Instructions for the task: Make an exact copy of all the entries, with the pictures left out.

Data entries:

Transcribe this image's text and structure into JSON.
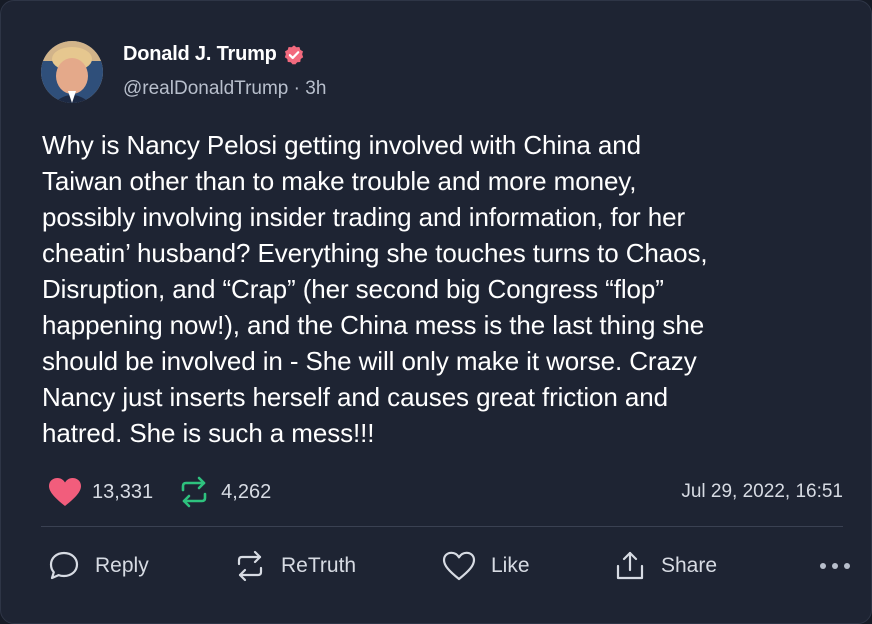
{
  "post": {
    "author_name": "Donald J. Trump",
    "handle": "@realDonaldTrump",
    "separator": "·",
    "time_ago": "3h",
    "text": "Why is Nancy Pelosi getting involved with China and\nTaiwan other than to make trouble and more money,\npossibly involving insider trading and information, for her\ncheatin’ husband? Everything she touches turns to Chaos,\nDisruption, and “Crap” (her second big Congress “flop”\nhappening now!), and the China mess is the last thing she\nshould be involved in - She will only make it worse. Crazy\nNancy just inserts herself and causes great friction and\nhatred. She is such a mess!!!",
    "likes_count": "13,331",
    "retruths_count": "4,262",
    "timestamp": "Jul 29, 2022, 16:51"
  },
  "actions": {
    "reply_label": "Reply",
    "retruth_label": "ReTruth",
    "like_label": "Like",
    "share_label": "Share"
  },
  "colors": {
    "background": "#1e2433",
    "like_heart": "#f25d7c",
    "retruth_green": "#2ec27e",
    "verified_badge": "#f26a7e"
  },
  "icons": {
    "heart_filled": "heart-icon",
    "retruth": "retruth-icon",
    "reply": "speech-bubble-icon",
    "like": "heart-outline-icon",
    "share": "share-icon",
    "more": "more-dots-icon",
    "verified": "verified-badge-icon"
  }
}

Full output:
Transcribe this image's text and structure into JSON.
{
  "post": {
    "author_name": "Donald J. Trump",
    "handle": "@realDonaldTrump",
    "separator": "·",
    "time_ago": "3h",
    "text": "Why is Nancy Pelosi getting involved with China and\nTaiwan other than to make trouble and more money,\npossibly involving insider trading and information, for her\ncheatin’ husband? Everything she touches turns to Chaos,\nDisruption, and “Crap” (her second big Congress “flop”\nhappening now!), and the China mess is the last thing she\nshould be involved in - She will only make it worse. Crazy\nNancy just inserts herself and causes great friction and\nhatred. She is such a mess!!!",
    "likes_count": "13,331",
    "retruths_count": "4,262",
    "timestamp": "Jul 29, 2022, 16:51"
  },
  "actions": {
    "reply_label": "Reply",
    "retruth_label": "ReTruth",
    "like_label": "Like",
    "share_label": "Share"
  },
  "colors": {
    "background": "#1e2433",
    "like_heart": "#f25d7c",
    "retruth_green": "#2ec27e",
    "verified_badge": "#f26a7e"
  },
  "icons": {
    "heart_filled": "heart-icon",
    "retruth": "retruth-icon",
    "reply": "speech-bubble-icon",
    "like": "heart-outline-icon",
    "share": "share-icon",
    "more": "more-dots-icon",
    "verified": "verified-badge-icon"
  }
}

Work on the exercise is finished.